Directions
Repeat each record exactly. Any picture gets left out.

====

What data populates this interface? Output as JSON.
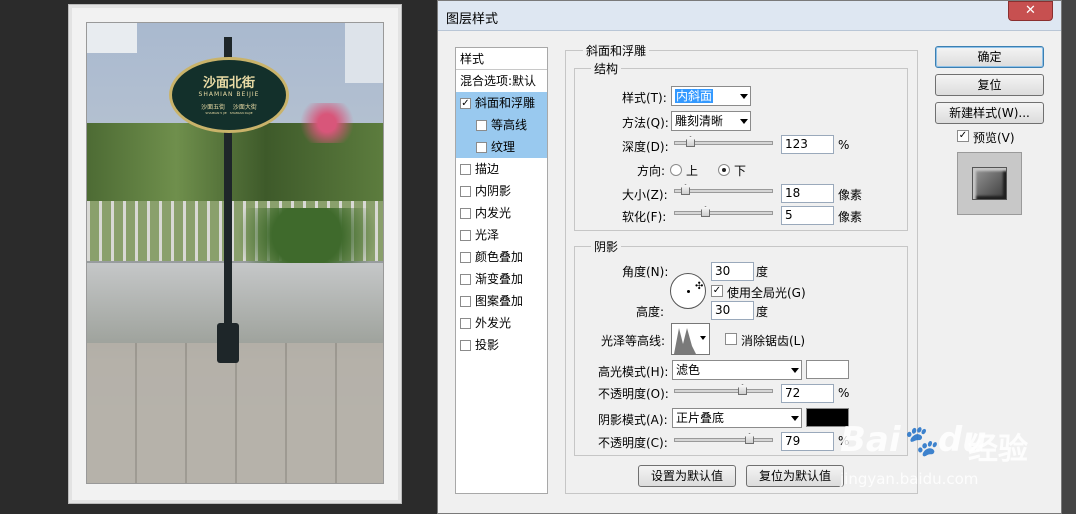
{
  "canvas": {
    "sign": {
      "title": "沙面北街",
      "subtitle": "SHAMIAN BEIJIE",
      "line_left": "沙面五街",
      "line_right": "沙面大街",
      "small_left": "SHAMIAN 5 JIE",
      "small_right": "SHAMIAN DAJIE"
    }
  },
  "dialog": {
    "title": "图层样式",
    "close": "✕",
    "style_list": {
      "header": "样式",
      "blend_default": "混合选项:默认",
      "items": [
        {
          "label": "斜面和浮雕",
          "checked": true,
          "selected": true
        },
        {
          "label": "等高线",
          "checked": false,
          "selected": true,
          "sub": true
        },
        {
          "label": "纹理",
          "checked": false,
          "selected": true,
          "sub": true
        },
        {
          "label": "描边",
          "checked": false
        },
        {
          "label": "内阴影",
          "checked": false
        },
        {
          "label": "内发光",
          "checked": false
        },
        {
          "label": "光泽",
          "checked": false
        },
        {
          "label": "颜色叠加",
          "checked": false
        },
        {
          "label": "渐变叠加",
          "checked": false
        },
        {
          "label": "图案叠加",
          "checked": false
        },
        {
          "label": "外发光",
          "checked": false
        },
        {
          "label": "投影",
          "checked": false
        }
      ]
    },
    "bevel": {
      "title": "斜面和浮雕",
      "structure": {
        "title": "结构",
        "style_label": "样式(T):",
        "style_value": "内斜面",
        "technique_label": "方法(Q):",
        "technique_value": "雕刻清晰",
        "depth_label": "深度(D):",
        "depth_value": "123",
        "depth_unit": "%",
        "depth_fraction": 0.12,
        "direction_label": "方向:",
        "dir_up": "上",
        "dir_down": "下",
        "direction": "下",
        "size_label": "大小(Z):",
        "size_value": "18",
        "size_unit": "像素",
        "size_fraction": 0.07,
        "soften_label": "软化(F):",
        "soften_value": "5",
        "soften_unit": "像素",
        "soften_fraction": 0.3
      },
      "shading": {
        "title": "阴影",
        "angle_label": "角度(N):",
        "angle_value": "30",
        "angle_unit": "度",
        "global_light": "使用全局光(G)",
        "global_light_checked": true,
        "altitude_label": "高度:",
        "altitude_value": "30",
        "altitude_unit": "度",
        "gloss_label": "光泽等高线:",
        "antialias": "消除锯齿(L)",
        "antialias_checked": false,
        "highlight_label": "高光模式(H):",
        "highlight_mode": "滤色",
        "highlight_color": "#ffffff",
        "hl_opacity_label": "不透明度(O):",
        "hl_opacity_value": "72",
        "hl_opacity_unit": "%",
        "hl_opacity_fraction": 0.72,
        "shadow_label": "阴影模式(A):",
        "shadow_mode": "正片叠底",
        "shadow_color": "#000000",
        "sh_opacity_label": "不透明度(C):",
        "sh_opacity_value": "79",
        "sh_opacity_unit": "%",
        "sh_opacity_fraction": 0.79
      },
      "make_default": "设置为默认值",
      "reset_default": "复位为默认值"
    },
    "buttons": {
      "ok": "确定",
      "reset": "复位",
      "new_style": "新建样式(W)...",
      "preview": "预览(V)",
      "preview_checked": true
    }
  },
  "watermark": {
    "brand": "Bai",
    "brand2": "du",
    "cn": "经验",
    "url": "jingyan.baidu.com"
  }
}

====

Exercise response
What data populates this interface? Output as JSON.
{
  "canvas": {
    "sign": {
      "title": "沙面北街",
      "subtitle": "SHAMIAN BEIJIE",
      "line_left": "沙面五街",
      "line_right": "沙面大街",
      "small_left": "SHAMIAN 5 JIE",
      "small_right": "SHAMIAN DAJIE"
    }
  },
  "dialog": {
    "title": "图层样式",
    "close": "✕",
    "style_list": {
      "header": "样式",
      "blend_default": "混合选项:默认",
      "items": [
        {
          "label": "斜面和浮雕",
          "checked": true,
          "selected": true
        },
        {
          "label": "等高线",
          "checked": false,
          "selected": true,
          "sub": true
        },
        {
          "label": "纹理",
          "checked": false,
          "selected": true,
          "sub": true
        },
        {
          "label": "描边",
          "checked": false
        },
        {
          "label": "内阴影",
          "checked": false
        },
        {
          "label": "内发光",
          "checked": false
        },
        {
          "label": "光泽",
          "checked": false
        },
        {
          "label": "颜色叠加",
          "checked": false
        },
        {
          "label": "渐变叠加",
          "checked": false
        },
        {
          "label": "图案叠加",
          "checked": false
        },
        {
          "label": "外发光",
          "checked": false
        },
        {
          "label": "投影",
          "checked": false
        }
      ]
    },
    "bevel": {
      "title": "斜面和浮雕",
      "structure": {
        "title": "结构",
        "style_label": "样式(T):",
        "style_value": "内斜面",
        "technique_label": "方法(Q):",
        "technique_value": "雕刻清晰",
        "depth_label": "深度(D):",
        "depth_value": "123",
        "depth_unit": "%",
        "depth_fraction": 0.12,
        "direction_label": "方向:",
        "dir_up": "上",
        "dir_down": "下",
        "direction": "下",
        "size_label": "大小(Z):",
        "size_value": "18",
        "size_unit": "像素",
        "size_fraction": 0.07,
        "soften_label": "软化(F):",
        "soften_value": "5",
        "soften_unit": "像素",
        "soften_fraction": 0.3
      },
      "shading": {
        "title": "阴影",
        "angle_label": "角度(N):",
        "angle_value": "30",
        "angle_unit": "度",
        "global_light": "使用全局光(G)",
        "global_light_checked": true,
        "altitude_label": "高度:",
        "altitude_value": "30",
        "altitude_unit": "度",
        "gloss_label": "光泽等高线:",
        "antialias": "消除锯齿(L)",
        "antialias_checked": false,
        "highlight_label": "高光模式(H):",
        "highlight_mode": "滤色",
        "highlight_color": "#ffffff",
        "hl_opacity_label": "不透明度(O):",
        "hl_opacity_value": "72",
        "hl_opacity_unit": "%",
        "hl_opacity_fraction": 0.72,
        "shadow_label": "阴影模式(A):",
        "shadow_mode": "正片叠底",
        "shadow_color": "#000000",
        "sh_opacity_label": "不透明度(C):",
        "sh_opacity_value": "79",
        "sh_opacity_unit": "%",
        "sh_opacity_fraction": 0.79
      },
      "make_default": "设置为默认值",
      "reset_default": "复位为默认值"
    },
    "buttons": {
      "ok": "确定",
      "reset": "复位",
      "new_style": "新建样式(W)...",
      "preview": "预览(V)",
      "preview_checked": true
    }
  },
  "watermark": {
    "brand": "Bai",
    "brand2": "du",
    "cn": "经验",
    "url": "jingyan.baidu.com"
  }
}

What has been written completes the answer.